##### Data shown #####

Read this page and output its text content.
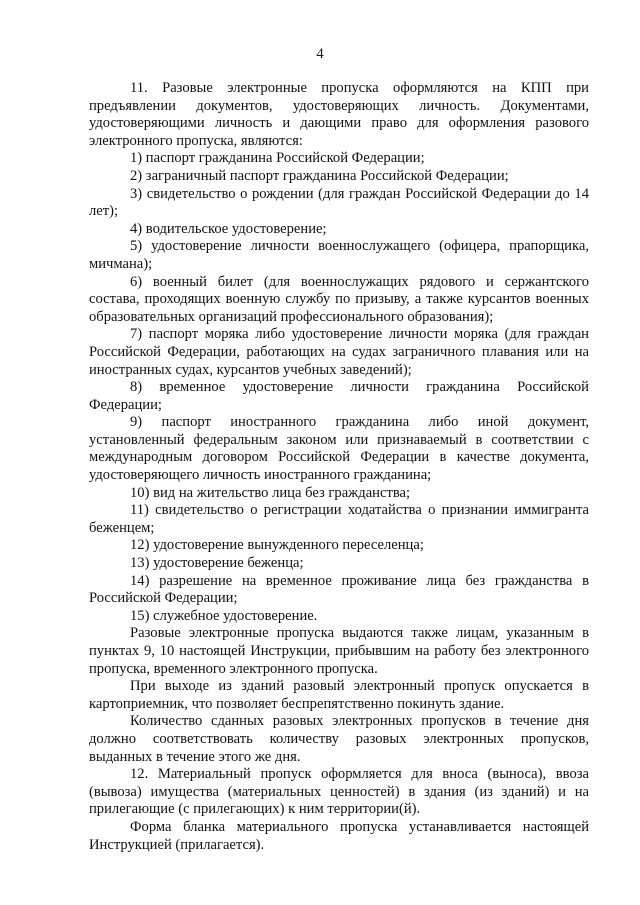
4

11. Разовые электронные пропуска оформляются на КПП при предъявлении документов, удостоверяющих личность. Документами, удостоверяющими личность и дающими право для оформления разового электронного пропуска, являются:

1) паспорт гражданина Российской Федерации;

2) заграничный паспорт гражданина Российской Федерации;

3) свидетельство о рождении (для граждан Российской Федерации до 14 лет);

4) водительское удостоверение;

5) удостоверение личности военнослужащего (офицера, прапорщика, мичмана);

6) военный билет (для военнослужащих рядового и сержантского состава, проходящих военную службу по призыву, а также курсантов военных образовательных организаций профессионального образования);

7) паспорт моряка либо удостоверение личности моряка (для граждан Российской Федерации, работающих на судах заграничного плавания или на иностранных судах, курсантов учебных заведений);

8) временное удостоверение личности гражданина Российской Федерации;

9) паспорт иностранного гражданина либо иной документ, установленный федеральным законом или признаваемый в соответствии с международным договором Российской Федерации в качестве документа, удостоверяющего личность иностранного гражданина;

10) вид на жительство лица без гражданства;

11) свидетельство о регистрации ходатайства о признании иммигранта беженцем;

12) удостоверение вынужденного переселенца;

13) удостоверение беженца;

14) разрешение на временное проживание лица без гражданства в Российской Федерации;

15) служебное удостоверение.

Разовые электронные пропуска выдаются также лицам, указанным в пунктах 9, 10 настоящей Инструкции, прибывшим на работу без электронного пропуска, временного электронного пропуска.

При выходе из зданий разовый электронный пропуск опускается в картоприемник, что позволяет беспрепятственно покинуть здание.

Количество сданных разовых электронных пропусков в течение дня должно соответствовать количеству разовых электронных пропусков, выданных в течение этого же дня.

12. Материальный пропуск оформляется для вноса (выноса), ввоза (вывоза) имущества (материальных ценностей) в здания (из зданий) и на прилегающие (с прилегающих) к ним территории(й).

Форма бланка материального пропуска устанавливается настоящей Инструкцией (прилагается).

#####

Copy every line of the material in which the word "электронные" occurs.

11. Разовые электронные пропуска оформляются на КПП при предъявлении документов, удостоверяющих личность. Документами, удостоверяющими личность и дающими право для оформления разового электронного пропуска, являются:
Разовые электронные пропуска выдаются также лицам, указанным в пунктах 9, 10 настоящей Инструкции, прибывшим на работу без электронного пропуска, временного электронного пропуска.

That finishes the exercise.